Objective: Extract all lines from the data beneath that include the word "triangle".

Dataset records:
------------------------------------------------------------------------
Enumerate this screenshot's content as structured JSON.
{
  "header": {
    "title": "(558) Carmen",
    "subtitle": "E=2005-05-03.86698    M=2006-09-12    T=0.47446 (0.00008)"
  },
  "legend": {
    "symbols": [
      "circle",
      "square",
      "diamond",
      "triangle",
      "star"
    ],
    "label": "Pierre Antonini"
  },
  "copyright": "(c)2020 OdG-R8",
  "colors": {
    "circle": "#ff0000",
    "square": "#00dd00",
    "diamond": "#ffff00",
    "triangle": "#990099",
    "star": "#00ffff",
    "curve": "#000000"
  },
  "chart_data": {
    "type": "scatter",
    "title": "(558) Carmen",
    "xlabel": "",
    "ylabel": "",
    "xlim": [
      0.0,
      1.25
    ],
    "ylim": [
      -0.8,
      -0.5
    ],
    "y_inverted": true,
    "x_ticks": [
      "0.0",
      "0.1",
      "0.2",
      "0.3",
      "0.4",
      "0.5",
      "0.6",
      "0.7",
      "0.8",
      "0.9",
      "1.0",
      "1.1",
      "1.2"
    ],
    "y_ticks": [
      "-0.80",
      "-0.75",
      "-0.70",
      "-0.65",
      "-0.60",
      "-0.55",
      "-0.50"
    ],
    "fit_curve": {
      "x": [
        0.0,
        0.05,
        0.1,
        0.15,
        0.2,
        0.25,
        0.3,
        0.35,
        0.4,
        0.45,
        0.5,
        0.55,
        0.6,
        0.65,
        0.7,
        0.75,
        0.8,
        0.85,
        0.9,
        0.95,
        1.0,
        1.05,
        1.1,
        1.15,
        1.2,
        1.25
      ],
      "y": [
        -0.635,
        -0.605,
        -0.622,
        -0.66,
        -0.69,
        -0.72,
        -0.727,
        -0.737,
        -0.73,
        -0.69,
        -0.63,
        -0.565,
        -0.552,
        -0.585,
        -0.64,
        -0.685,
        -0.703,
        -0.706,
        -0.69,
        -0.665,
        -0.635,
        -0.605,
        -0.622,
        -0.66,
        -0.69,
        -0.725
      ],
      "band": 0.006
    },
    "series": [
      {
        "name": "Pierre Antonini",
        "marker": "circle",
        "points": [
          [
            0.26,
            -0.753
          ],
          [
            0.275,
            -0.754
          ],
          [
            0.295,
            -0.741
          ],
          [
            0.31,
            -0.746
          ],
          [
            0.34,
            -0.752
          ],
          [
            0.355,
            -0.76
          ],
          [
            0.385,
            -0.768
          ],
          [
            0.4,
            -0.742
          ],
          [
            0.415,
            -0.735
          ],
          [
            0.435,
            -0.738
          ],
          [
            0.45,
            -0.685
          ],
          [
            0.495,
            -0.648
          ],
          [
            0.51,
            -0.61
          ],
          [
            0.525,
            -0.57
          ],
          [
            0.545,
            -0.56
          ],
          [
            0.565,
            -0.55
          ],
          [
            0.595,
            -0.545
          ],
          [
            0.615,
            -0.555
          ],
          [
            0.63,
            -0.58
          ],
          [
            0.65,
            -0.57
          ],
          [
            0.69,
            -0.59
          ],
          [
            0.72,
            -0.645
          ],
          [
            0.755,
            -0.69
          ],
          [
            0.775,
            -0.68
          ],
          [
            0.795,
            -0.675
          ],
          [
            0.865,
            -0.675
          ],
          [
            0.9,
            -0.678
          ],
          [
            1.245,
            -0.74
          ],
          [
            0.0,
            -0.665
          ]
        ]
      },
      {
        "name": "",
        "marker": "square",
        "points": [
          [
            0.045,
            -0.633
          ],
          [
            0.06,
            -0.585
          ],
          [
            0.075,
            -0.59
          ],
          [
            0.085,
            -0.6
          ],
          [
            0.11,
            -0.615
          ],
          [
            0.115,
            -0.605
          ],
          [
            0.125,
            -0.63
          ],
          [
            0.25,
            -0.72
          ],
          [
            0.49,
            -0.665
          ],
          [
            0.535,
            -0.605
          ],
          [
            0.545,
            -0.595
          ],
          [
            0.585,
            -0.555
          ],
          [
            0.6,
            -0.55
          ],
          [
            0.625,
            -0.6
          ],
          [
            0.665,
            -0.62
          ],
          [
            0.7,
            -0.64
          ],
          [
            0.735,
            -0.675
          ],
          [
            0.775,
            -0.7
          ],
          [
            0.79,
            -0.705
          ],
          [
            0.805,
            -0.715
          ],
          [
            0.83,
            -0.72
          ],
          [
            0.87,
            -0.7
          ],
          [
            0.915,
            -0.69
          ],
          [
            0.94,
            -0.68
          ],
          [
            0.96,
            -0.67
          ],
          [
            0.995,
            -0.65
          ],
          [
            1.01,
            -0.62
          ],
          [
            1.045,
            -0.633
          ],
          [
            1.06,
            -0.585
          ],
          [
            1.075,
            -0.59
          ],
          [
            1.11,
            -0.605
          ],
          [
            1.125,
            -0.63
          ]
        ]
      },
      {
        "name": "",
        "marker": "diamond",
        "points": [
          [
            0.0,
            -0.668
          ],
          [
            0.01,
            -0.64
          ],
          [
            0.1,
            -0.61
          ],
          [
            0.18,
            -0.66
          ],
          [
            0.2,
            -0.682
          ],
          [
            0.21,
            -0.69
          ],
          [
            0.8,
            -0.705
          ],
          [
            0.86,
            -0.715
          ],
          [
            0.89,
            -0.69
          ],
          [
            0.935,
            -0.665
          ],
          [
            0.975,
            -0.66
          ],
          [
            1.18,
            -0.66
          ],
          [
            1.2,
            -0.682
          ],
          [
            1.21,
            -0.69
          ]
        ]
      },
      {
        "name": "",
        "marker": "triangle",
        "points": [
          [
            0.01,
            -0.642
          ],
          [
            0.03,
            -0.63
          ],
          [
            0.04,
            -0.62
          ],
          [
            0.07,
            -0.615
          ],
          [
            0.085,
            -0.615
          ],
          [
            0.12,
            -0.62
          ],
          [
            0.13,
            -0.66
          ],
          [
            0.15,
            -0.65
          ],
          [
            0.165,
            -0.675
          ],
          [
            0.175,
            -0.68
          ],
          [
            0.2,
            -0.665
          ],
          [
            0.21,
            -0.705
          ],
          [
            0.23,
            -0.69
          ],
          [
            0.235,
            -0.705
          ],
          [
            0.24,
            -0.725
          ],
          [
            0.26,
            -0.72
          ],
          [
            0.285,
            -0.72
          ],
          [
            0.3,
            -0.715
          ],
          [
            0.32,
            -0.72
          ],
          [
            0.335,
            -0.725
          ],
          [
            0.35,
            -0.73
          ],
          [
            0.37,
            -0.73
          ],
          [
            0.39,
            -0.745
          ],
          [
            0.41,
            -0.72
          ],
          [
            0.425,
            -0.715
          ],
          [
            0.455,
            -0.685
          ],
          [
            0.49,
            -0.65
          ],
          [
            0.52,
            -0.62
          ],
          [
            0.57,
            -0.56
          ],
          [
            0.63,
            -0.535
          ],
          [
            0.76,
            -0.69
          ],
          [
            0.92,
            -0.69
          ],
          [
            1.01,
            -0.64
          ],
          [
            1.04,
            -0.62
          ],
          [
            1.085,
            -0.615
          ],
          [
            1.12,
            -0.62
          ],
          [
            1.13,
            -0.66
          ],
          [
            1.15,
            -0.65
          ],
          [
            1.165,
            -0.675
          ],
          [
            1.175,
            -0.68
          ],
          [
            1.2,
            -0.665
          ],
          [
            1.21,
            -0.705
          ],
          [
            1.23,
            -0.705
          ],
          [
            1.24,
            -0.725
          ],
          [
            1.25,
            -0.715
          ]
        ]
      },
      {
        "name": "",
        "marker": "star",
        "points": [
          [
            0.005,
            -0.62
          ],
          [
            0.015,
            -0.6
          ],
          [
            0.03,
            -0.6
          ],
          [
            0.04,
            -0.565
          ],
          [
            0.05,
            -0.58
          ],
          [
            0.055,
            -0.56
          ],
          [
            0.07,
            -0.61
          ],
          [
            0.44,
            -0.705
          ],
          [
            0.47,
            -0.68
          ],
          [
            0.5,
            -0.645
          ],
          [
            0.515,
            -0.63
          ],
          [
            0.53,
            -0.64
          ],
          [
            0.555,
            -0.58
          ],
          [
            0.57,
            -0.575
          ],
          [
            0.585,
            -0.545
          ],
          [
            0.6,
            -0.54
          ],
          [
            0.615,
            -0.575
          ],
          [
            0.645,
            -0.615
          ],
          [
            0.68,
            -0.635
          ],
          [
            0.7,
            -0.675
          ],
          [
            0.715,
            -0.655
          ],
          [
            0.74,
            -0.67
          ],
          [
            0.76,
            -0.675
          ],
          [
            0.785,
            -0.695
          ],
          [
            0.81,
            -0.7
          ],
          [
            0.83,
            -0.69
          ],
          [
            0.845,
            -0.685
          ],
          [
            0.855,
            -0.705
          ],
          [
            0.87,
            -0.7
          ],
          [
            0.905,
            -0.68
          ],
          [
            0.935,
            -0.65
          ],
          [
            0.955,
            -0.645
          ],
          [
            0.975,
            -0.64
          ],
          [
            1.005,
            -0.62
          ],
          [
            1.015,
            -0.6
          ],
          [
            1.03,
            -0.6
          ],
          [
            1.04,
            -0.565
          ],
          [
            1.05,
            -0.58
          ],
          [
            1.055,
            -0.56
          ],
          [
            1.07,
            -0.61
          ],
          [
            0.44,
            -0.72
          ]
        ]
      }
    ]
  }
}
------------------------------------------------------------------------
Complete output:
      "triangle",
    "triangle": "#990099",
        "marker": "triangle",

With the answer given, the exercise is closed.